» THE PROBLEM
Begin with the line containing "Transcribe the text in this document." and copy each line exactly through the last line of the entries, inclusive.

» SUPPLIED DATA
'''

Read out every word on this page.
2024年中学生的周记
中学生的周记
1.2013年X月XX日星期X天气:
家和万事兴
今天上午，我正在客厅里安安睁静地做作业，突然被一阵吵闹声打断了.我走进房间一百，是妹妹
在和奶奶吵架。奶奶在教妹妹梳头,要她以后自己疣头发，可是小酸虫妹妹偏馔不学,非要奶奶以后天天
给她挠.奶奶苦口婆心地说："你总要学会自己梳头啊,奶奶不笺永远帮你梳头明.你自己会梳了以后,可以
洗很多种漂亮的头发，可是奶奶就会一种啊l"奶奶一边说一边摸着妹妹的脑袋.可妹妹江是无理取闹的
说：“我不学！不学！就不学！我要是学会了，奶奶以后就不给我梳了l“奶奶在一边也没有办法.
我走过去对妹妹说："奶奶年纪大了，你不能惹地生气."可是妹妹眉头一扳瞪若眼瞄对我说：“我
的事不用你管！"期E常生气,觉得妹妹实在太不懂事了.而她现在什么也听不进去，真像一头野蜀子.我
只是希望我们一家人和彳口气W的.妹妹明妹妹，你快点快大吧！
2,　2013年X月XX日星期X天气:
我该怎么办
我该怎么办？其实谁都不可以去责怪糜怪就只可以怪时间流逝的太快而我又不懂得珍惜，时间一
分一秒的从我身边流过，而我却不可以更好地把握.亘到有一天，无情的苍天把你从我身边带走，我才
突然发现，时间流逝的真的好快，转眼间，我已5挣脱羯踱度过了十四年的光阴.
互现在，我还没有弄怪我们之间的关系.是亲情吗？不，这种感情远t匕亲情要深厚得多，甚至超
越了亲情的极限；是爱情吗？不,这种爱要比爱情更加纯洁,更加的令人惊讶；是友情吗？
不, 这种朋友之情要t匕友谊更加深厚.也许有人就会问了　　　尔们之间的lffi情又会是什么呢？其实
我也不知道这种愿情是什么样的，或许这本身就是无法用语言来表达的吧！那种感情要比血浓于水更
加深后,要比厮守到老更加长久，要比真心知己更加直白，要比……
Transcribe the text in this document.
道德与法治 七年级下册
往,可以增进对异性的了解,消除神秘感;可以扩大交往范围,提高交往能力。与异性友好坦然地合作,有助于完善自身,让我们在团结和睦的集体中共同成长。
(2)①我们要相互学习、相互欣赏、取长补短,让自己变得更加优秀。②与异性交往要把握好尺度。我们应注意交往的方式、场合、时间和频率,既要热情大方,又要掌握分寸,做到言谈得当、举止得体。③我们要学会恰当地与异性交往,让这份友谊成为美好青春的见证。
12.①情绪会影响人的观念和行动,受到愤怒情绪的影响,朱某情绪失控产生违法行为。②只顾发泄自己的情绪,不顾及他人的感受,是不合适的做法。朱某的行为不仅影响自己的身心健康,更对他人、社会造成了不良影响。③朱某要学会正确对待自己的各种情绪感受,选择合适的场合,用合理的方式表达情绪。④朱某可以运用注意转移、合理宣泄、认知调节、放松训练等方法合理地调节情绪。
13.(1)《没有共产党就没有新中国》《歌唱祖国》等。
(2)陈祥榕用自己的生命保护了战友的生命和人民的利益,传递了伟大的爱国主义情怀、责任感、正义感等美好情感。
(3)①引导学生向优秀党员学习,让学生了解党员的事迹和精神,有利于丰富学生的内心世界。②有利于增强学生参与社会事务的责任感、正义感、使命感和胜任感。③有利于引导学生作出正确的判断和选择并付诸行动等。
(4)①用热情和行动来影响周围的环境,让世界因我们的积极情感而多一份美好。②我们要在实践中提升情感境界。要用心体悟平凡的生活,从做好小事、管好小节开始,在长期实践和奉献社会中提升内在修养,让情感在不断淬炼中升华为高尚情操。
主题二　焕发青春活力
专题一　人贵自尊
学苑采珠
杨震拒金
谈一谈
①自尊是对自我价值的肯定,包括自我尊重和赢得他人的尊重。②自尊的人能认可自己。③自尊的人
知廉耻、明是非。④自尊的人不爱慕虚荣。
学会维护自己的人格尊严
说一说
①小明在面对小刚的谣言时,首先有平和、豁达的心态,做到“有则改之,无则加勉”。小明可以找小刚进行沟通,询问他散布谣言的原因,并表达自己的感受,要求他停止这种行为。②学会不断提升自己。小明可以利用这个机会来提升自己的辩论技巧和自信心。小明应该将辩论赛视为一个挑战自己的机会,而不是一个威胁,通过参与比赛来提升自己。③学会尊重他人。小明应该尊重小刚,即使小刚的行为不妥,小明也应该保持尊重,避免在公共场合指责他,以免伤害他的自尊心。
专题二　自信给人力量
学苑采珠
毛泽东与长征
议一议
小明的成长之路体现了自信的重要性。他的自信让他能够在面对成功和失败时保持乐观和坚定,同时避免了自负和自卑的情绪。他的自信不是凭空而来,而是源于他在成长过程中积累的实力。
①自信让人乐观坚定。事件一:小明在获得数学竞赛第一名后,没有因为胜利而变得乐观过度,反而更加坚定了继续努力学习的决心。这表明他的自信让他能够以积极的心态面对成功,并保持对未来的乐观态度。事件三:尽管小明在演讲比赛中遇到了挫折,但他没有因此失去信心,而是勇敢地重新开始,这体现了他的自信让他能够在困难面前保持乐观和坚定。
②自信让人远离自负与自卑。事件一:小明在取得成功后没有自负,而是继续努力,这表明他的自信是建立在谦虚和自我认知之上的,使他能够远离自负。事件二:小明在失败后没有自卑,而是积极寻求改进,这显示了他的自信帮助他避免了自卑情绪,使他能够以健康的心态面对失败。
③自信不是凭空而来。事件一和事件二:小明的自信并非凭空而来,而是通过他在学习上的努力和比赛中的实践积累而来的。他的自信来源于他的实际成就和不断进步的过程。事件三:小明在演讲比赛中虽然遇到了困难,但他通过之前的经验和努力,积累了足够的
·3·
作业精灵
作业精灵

'''

» RESPONSE TO THE EXERCISE
Transcribe the text in this document.
道德与法治 七年级下册
往,可以增进对异性的了解,消除神秘感;可以扩大交往范围,提高交往能力。与异性友好坦然地合作,有助于完善自身,让我们在团结和睦的集体中共同成长。
(2)①我们要相互学习、相互欣赏、取长补短,让自己变得更加优秀。②与异性交往要把握好尺度。我们应注意交往的方式、场合、时间和频率,既要热情大方,又要掌握分寸,做到言谈得当、举止得体。③我们要学会恰当地与异性交往,让这份友谊成为美好青春的见证。
12.①情绪会影响人的观念和行动,受到愤怒情绪的影响,朱某情绪失控产生违法行为。②只顾发泄自己的情绪,不顾及他人的感受,是不合适的做法。朱某的行为不仅影响自己的身心健康,更对他人、社会造成了不良影响。③朱某要学会正确对待自己的各种情绪感受,选择合适的场合,用合理的方式表达情绪。④朱某可以运用注意转移、合理宣泄、认知调节、放松训练等方法合理地调节情绪。
13.(1)《没有共产党就没有新中国》《歌唱祖国》等。
(2)陈祥榕用自己的生命保护了战友的生命和人民的利益,传递了伟大的爱国主义情怀、责任感、正义感等美好情感。
(3)①引导学生向优秀党员学习,让学生了解党员的事迹和精神,有利于丰富学生的内心世界。②有利于增强学生参与社会事务的责任感、正义感、使命感和胜任感。③有利于引导学生作出正确的判断和选择并付诸行动等。
(4)①用热情和行动来影响周围的环境,让世界因我们的积极情感而多一份美好。②我们要在实践中提升情感境界。要用心体悟平凡的生活,从做好小事、管好小节开始,在长期实践和奉献社会中提升内在修养,让情感在不断淬炼中升华为高尚情操。
主题二　焕发青春活力
专题一　人贵自尊
学苑采珠
杨震拒金
谈一谈
①自尊是对自我价值的肯定,包括自我尊重和赢得他人的尊重。②自尊的人能认可自己。③自尊的人
知廉耻、明是非。④自尊的人不爱慕虚荣。
学会维护自己的人格尊严
说一说
①小明在面对小刚的谣言时,首先有平和、豁达的心态,做到“有则改之,无则加勉”。小明可以找小刚进行沟通,询问他散布谣言的原因,并表达自己的感受,要求他停止这种行为。②学会不断提升自己。小明可以利用这个机会来提升自己的辩论技巧和自信心。小明应该将辩论赛视为一个挑战自己的机会,而不是一个威胁,通过参与比赛来提升自己。③学会尊重他人。小明应该尊重小刚,即使小刚的行为不妥,小明也应该保持尊重,避免在公共场合指责他,以免伤害他的自尊心。
专题二　自信给人力量
学苑采珠
毛泽东与长征
议一议
小明的成长之路体现了自信的重要性。他的自信让他能够在面对成功和失败时保持乐观和坚定,同时避免了自负和自卑的情绪。他的自信不是凭空而来,而是源于他在成长过程中积累的实力。
①自信让人乐观坚定。事件一:小明在获得数学竞赛第一名后,没有因为胜利而变得乐观过度,反而更加坚定了继续努力学习的决心。这表明他的自信让他能够以积极的心态面对成功,并保持对未来的乐观态度。事件三:尽管小明在演讲比赛中遇到了挫折,但他没有因此失去信心,而是勇敢地重新开始,这体现了他的自信让他能够在困难面前保持乐观和坚定。
②自信让人远离自负与自卑。事件一:小明在取得成功后没有自负,而是继续努力,这表明他的自信是建立在谦虚和自我认知之上的,使他能够远离自负。事件二:小明在失败后没有自卑,而是积极寻求改进,这显示了他的自信帮助他避免了自卑情绪,使他能够以健康的心态面对失败。
③自信不是凭空而来。事件一和事件二:小明的自信并非凭空而来,而是通过他在学习上的努力和比赛中的实践积累而来的。他的自信来源于他的实际成就和不断进步的过程。事件三:小明在演讲比赛中虽然遇到了困难,但他通过之前的经验和努力,积累了足够的
·3·
作业精灵
作业精灵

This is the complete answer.